### The request
Every record here should be printed again exactly.

### Available records

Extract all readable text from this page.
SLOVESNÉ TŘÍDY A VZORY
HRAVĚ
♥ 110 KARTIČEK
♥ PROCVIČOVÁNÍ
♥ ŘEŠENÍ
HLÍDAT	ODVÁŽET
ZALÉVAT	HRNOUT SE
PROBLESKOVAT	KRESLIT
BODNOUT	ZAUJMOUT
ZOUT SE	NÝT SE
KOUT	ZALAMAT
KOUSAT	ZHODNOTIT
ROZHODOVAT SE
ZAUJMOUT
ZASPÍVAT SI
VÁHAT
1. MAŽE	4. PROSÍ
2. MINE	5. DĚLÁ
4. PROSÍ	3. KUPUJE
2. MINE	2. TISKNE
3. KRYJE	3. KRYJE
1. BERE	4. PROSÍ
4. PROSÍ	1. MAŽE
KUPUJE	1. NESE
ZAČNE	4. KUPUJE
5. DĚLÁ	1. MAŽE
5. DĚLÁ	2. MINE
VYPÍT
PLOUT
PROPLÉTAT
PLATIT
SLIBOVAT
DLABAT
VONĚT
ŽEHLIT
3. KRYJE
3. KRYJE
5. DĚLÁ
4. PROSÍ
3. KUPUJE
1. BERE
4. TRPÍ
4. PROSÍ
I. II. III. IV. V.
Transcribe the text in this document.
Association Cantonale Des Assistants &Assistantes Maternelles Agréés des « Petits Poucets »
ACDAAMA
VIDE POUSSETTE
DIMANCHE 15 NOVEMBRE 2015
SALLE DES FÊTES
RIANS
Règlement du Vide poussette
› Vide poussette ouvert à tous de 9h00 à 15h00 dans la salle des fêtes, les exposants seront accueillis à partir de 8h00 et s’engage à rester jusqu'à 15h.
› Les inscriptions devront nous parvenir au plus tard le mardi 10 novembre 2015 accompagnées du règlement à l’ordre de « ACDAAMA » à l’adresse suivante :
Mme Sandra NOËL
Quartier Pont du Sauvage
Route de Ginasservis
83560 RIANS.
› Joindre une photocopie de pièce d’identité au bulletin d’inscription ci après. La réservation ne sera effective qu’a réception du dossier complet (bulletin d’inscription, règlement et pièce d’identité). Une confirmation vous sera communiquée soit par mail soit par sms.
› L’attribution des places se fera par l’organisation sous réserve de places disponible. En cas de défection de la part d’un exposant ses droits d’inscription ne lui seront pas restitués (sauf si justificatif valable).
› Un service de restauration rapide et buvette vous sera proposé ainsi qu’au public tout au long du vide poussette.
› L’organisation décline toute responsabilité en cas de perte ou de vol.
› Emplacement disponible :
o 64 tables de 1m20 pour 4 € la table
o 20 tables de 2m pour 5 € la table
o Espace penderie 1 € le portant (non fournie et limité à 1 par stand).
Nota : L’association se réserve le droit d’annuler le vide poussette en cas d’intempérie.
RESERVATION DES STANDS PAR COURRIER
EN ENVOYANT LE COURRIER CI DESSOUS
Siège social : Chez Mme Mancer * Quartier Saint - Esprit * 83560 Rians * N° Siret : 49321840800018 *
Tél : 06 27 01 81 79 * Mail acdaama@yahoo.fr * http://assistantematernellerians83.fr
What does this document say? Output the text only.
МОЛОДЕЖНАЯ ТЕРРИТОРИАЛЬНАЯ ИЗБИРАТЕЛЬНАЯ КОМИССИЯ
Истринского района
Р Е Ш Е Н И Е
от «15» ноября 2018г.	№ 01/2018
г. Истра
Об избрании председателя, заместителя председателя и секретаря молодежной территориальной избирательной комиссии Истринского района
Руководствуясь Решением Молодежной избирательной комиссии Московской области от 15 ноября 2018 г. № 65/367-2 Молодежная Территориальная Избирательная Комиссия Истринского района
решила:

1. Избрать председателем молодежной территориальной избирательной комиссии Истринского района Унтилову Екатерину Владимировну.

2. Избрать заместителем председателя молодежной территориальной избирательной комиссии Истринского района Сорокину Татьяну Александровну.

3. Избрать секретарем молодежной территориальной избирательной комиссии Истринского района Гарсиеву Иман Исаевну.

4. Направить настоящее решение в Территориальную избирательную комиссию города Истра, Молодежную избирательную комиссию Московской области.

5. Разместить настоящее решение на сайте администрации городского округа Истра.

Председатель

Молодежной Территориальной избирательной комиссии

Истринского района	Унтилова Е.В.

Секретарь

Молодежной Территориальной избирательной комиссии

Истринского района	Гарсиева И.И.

### The output
Extract all readable text from this page.
SLOVESNÉ TŘÍDY A VZORY
HRAVĚ
♥ 110 KARTIČEK
♥ PROCVIČOVÁNÍ
♥ ŘEŠENÍ
HLÍDAT	ODVÁŽET
ZALÉVAT	HRNOUT SE
PROBLESKOVAT	KRESLIT
BODNOUT	ZAUJMOUT
ZOUT SE	NÝT SE
KOUT	ZALAMAT
KOUSAT	ZHODNOTIT
ROZHODOVAT SE
ZAUJMOUT
ZASPÍVAT SI
VÁHAT
1. MAŽE	4. PROSÍ
2. MINE	5. DĚLÁ
4. PROSÍ	3. KUPUJE
2. MINE	2. TISKNE
3. KRYJE	3. KRYJE
1. BERE	4. PROSÍ
4. PROSÍ	1. MAŽE
KUPUJE	1. NESE
ZAČNE	4. KUPUJE
5. DĚLÁ	1. MAŽE
5. DĚLÁ	2. MINE
VYPÍT
PLOUT
PROPLÉTAT
PLATIT
SLIBOVAT
DLABAT
VONĚT
ŽEHLIT
3. KRYJE
3. KRYJE
5. DĚLÁ
4. PROSÍ
3. KUPUJE
1. BERE
4. TRPÍ
4. PROSÍ
I. II. III. IV. V.
Transcribe the text in this document.
Association Cantonale Des Assistants &Assistantes Maternelles Agréés des « Petits Poucets »
ACDAAMA
VIDE POUSSETTE
DIMANCHE 15 NOVEMBRE 2015
SALLE DES FÊTES
RIANS
Règlement du Vide poussette
› Vide poussette ouvert à tous de 9h00 à 15h00 dans la salle des fêtes, les exposants seront accueillis à partir de 8h00 et s’engage à rester jusqu'à 15h.
› Les inscriptions devront nous parvenir au plus tard le mardi 10 novembre 2015 accompagnées du règlement à l’ordre de « ACDAAMA » à l’adresse suivante :
Mme Sandra NOËL
Quartier Pont du Sauvage
Route de Ginasservis
83560 RIANS.
› Joindre une photocopie de pièce d’identité au bulletin d’inscription ci après. La réservation ne sera effective qu’a réception du dossier complet (bulletin d’inscription, règlement et pièce d’identité). Une confirmation vous sera communiquée soit par mail soit par sms.
› L’attribution des places se fera par l’organisation sous réserve de places disponible. En cas de défection de la part d’un exposant ses droits d’inscription ne lui seront pas restitués (sauf si justificatif valable).
› Un service de restauration rapide et buvette vous sera proposé ainsi qu’au public tout au long du vide poussette.
› L’organisation décline toute responsabilité en cas de perte ou de vol.
› Emplacement disponible :
o 64 tables de 1m20 pour 4 € la table
o 20 tables de 2m pour 5 € la table
o Espace penderie 1 € le portant (non fournie et limité à 1 par stand).
Nota : L’association se réserve le droit d’annuler le vide poussette en cas d’intempérie.
RESERVATION DES STANDS PAR COURRIER
EN ENVOYANT LE COURRIER CI DESSOUS
Siège social : Chez Mme Mancer * Quartier Saint - Esprit * 83560 Rians * N° Siret : 49321840800018 *
Tél : 06 27 01 81 79 * Mail acdaama@yahoo.fr * http://assistantematernellerians83.fr
What does this document say? Output the text only.
МОЛОДЕЖНАЯ ТЕРРИТОРИАЛЬНАЯ ИЗБИРАТЕЛЬНАЯ КОМИССИЯ
Истринского района
Р Е Ш Е Н И Е
от «15» ноября 2018г.	№ 01/2018
г. Истра
Об избрании председателя, заместителя председателя и секретаря молодежной территориальной избирательной комиссии Истринского района
Руководствуясь Решением Молодежной избирательной комиссии Московской области от 15 ноября 2018 г. № 65/367-2 Молодежная Территориальная Избирательная Комиссия Истринского района
решила:

1. Избрать председателем молодежной территориальной избирательной комиссии Истринского района Унтилову Екатерину Владимировну.

2. Избрать заместителем председателя молодежной территориальной избирательной комиссии Истринского района Сорокину Татьяну Александровну.

3. Избрать секретарем молодежной территориальной избирательной комиссии Истринского района Гарсиеву Иман Исаевну.

4. Направить настоящее решение в Территориальную избирательную комиссию города Истра, Молодежную избирательную комиссию Московской области.

5. Разместить настоящее решение на сайте администрации городского округа Истра.

Председатель

Молодежной Территориальной избирательной комиссии

Истринского района	Унтилова Е.В.

Секретарь

Молодежной Территориальной избирательной комиссии

Истринского района	Гарсиева И.И.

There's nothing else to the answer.